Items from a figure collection
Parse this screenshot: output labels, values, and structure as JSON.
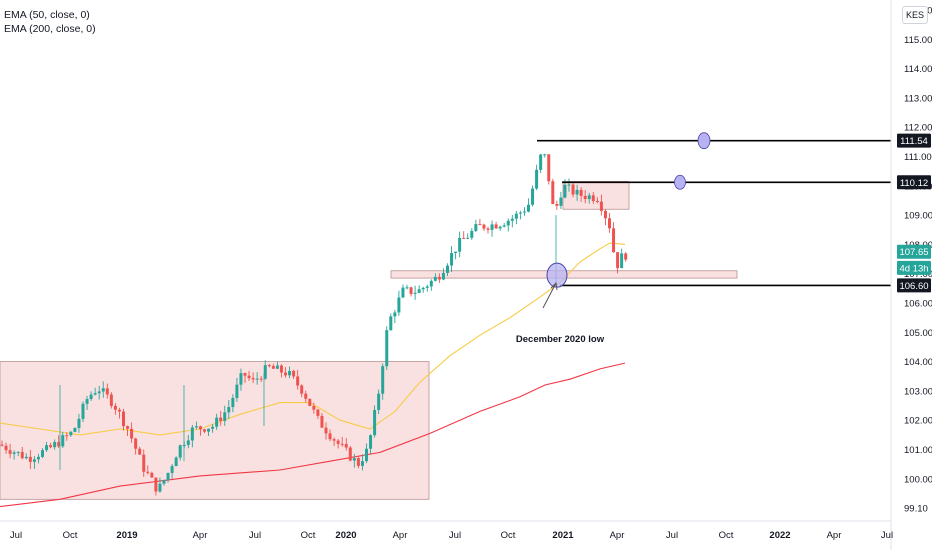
{
  "legend": {
    "ema50": "EMA (50, close, 0)",
    "ema200": "EMA (200, close, 0)"
  },
  "currency": "KES",
  "chart_data": {
    "type": "candlestick",
    "y_ticks": [
      "116.00",
      "115.00",
      "114.00",
      "113.00",
      "112.00",
      "111.00",
      "110.00",
      "109.00",
      "108.00",
      "107.00",
      "106.00",
      "105.00",
      "104.00",
      "103.00",
      "102.00",
      "101.00",
      "100.00",
      "99.10"
    ],
    "x_ticks": [
      "Jul",
      "Oct",
      "2019",
      "Apr",
      "Jul",
      "Oct",
      "2020",
      "Apr",
      "Jul",
      "Oct",
      "2021",
      "Apr",
      "Jul",
      "Oct",
      "2022",
      "Apr",
      "Jul"
    ],
    "x_bold": [
      "2019",
      "2020",
      "2021",
      "2022"
    ],
    "price_labels": [
      {
        "text": "111.54",
        "style": "black"
      },
      {
        "text": "110.12",
        "style": "black"
      },
      {
        "text": "107.65",
        "style": "green"
      },
      {
        "text": "4d 13h",
        "style": "green"
      },
      {
        "text": "106.60",
        "style": "black"
      }
    ],
    "annotation": "December 2020 low",
    "horizontal_levels": [
      111.54,
      110.12,
      106.6
    ],
    "zones": [
      {
        "name": "2019 range",
        "y_low": 99.3,
        "y_high": 104.0
      },
      {
        "name": "support",
        "y_low": 106.85,
        "y_high": 107.1
      },
      {
        "name": "consolidation",
        "y_low": 109.2,
        "y_high": 110.15
      }
    ],
    "colors": {
      "up": "#26a69a",
      "down": "#ef5350",
      "ema50": "#f7cb46",
      "ema200": "#f23645",
      "zone": "#f8d7d7"
    },
    "current_price": 107.65
  }
}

Exercise
Do not include images; quote all of the entries above exactly.

Exercise solution
Parse this screenshot: output labels, values, and structure as JSON.
{
  "legend": {
    "ema50": "EMA (50, close, 0)",
    "ema200": "EMA (200, close, 0)"
  },
  "currency": "KES",
  "chart_data": {
    "type": "candlestick",
    "y_ticks": [
      "116.00",
      "115.00",
      "114.00",
      "113.00",
      "112.00",
      "111.00",
      "110.00",
      "109.00",
      "108.00",
      "107.00",
      "106.00",
      "105.00",
      "104.00",
      "103.00",
      "102.00",
      "101.00",
      "100.00",
      "99.10"
    ],
    "x_ticks": [
      "Jul",
      "Oct",
      "2019",
      "Apr",
      "Jul",
      "Oct",
      "2020",
      "Apr",
      "Jul",
      "Oct",
      "2021",
      "Apr",
      "Jul",
      "Oct",
      "2022",
      "Apr",
      "Jul"
    ],
    "x_bold": [
      "2019",
      "2020",
      "2021",
      "2022"
    ],
    "price_labels": [
      {
        "text": "111.54",
        "style": "black"
      },
      {
        "text": "110.12",
        "style": "black"
      },
      {
        "text": "107.65",
        "style": "green"
      },
      {
        "text": "4d 13h",
        "style": "green"
      },
      {
        "text": "106.60",
        "style": "black"
      }
    ],
    "annotation": "December 2020 low",
    "horizontal_levels": [
      111.54,
      110.12,
      106.6
    ],
    "zones": [
      {
        "name": "2019 range",
        "y_low": 99.3,
        "y_high": 104.0
      },
      {
        "name": "support",
        "y_low": 106.85,
        "y_high": 107.1
      },
      {
        "name": "consolidation",
        "y_low": 109.2,
        "y_high": 110.15
      }
    ],
    "colors": {
      "up": "#26a69a",
      "down": "#ef5350",
      "ema50": "#f7cb46",
      "ema200": "#f23645",
      "zone": "#f8d7d7"
    },
    "current_price": 107.65
  }
}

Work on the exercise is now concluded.